(Written problem): Among the lines below, list those containing the string "打造倒別牛田屋快樂農場".

(Extracted data entries)
##############################

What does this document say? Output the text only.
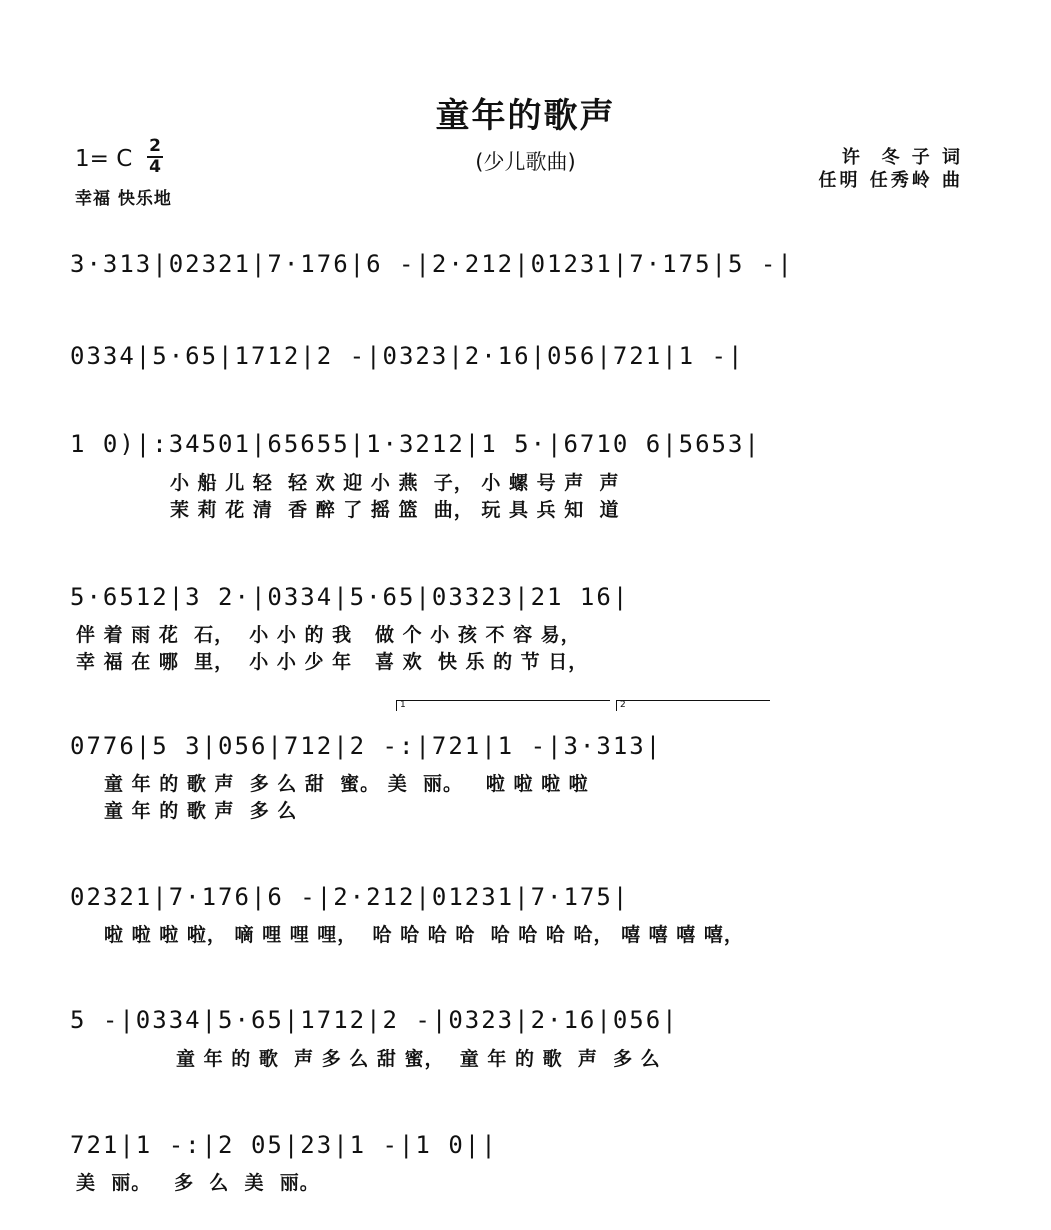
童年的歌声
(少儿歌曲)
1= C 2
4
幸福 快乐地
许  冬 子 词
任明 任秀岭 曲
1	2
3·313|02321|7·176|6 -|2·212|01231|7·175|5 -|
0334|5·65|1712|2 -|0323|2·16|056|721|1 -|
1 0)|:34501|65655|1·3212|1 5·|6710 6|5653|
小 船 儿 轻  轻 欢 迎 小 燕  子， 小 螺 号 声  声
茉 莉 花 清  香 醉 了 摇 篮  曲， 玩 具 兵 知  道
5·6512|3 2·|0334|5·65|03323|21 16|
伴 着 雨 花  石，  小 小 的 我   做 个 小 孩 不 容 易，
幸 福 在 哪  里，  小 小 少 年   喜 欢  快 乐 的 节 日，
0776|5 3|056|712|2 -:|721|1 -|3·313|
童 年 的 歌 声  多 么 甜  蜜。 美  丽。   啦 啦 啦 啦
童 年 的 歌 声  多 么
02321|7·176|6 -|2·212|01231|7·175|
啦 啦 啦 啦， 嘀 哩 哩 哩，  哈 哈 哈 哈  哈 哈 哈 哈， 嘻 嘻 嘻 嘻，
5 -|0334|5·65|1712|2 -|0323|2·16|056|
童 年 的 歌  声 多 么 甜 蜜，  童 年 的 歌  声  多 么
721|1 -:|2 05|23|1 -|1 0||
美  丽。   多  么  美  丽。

##############################

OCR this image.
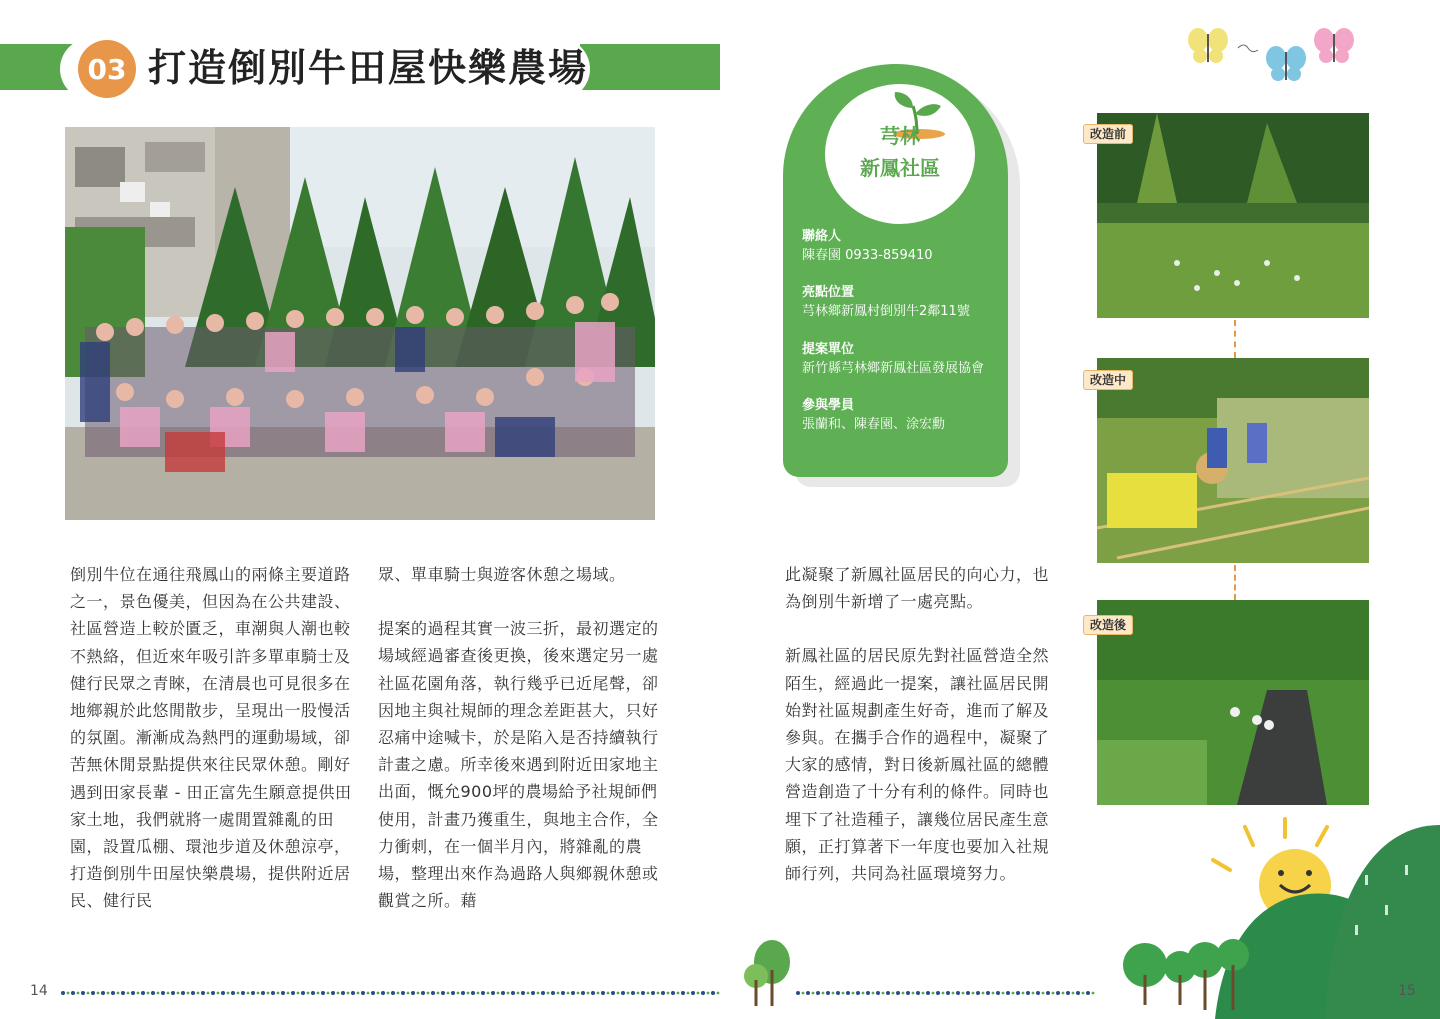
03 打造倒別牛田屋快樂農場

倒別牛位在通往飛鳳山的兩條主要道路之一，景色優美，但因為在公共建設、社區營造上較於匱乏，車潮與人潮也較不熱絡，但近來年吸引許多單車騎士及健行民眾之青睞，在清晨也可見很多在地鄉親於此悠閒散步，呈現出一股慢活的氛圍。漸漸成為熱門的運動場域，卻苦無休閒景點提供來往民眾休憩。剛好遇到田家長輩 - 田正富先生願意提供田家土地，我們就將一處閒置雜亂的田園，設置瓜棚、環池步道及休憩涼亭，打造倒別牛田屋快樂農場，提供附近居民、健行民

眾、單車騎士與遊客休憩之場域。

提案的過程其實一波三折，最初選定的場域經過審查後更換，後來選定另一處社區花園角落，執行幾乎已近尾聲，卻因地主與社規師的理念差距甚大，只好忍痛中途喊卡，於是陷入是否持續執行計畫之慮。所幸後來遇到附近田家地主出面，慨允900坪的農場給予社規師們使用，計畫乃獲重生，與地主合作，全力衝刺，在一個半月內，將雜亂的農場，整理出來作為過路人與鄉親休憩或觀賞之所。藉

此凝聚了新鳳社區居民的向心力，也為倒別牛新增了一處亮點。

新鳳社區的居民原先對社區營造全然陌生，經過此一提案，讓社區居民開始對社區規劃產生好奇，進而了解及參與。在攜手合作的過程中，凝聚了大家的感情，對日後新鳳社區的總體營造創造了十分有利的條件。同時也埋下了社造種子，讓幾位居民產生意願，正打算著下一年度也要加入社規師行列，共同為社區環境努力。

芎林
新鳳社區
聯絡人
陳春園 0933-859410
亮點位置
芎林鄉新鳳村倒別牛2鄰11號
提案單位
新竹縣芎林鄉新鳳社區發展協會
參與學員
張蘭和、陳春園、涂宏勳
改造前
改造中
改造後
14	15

##############################

(Correct answer):
03 打造倒別牛田屋快樂農場
倒別牛位在通往飛鳳山的兩條主要道路之一，景色優美，但因為在公共建設、社區營造上較於匱乏，車潮與人潮也較不熱絡，但近來年吸引許多單車騎士及健行民眾之青睞，在清晨也可見很多在地鄉親於此悠閒散步，呈現出一股慢活的氛圍。漸漸成為熱門的運動場域，卻苦無休閒景點提供來往民眾休憩。剛好遇到田家長輩 - 田正富先生願意提供田家土地，我們就將一處閒置雜亂的田園，設置瓜棚、環池步道及休憩涼亭，打造倒別牛田屋快樂農場，提供附近居民、健行民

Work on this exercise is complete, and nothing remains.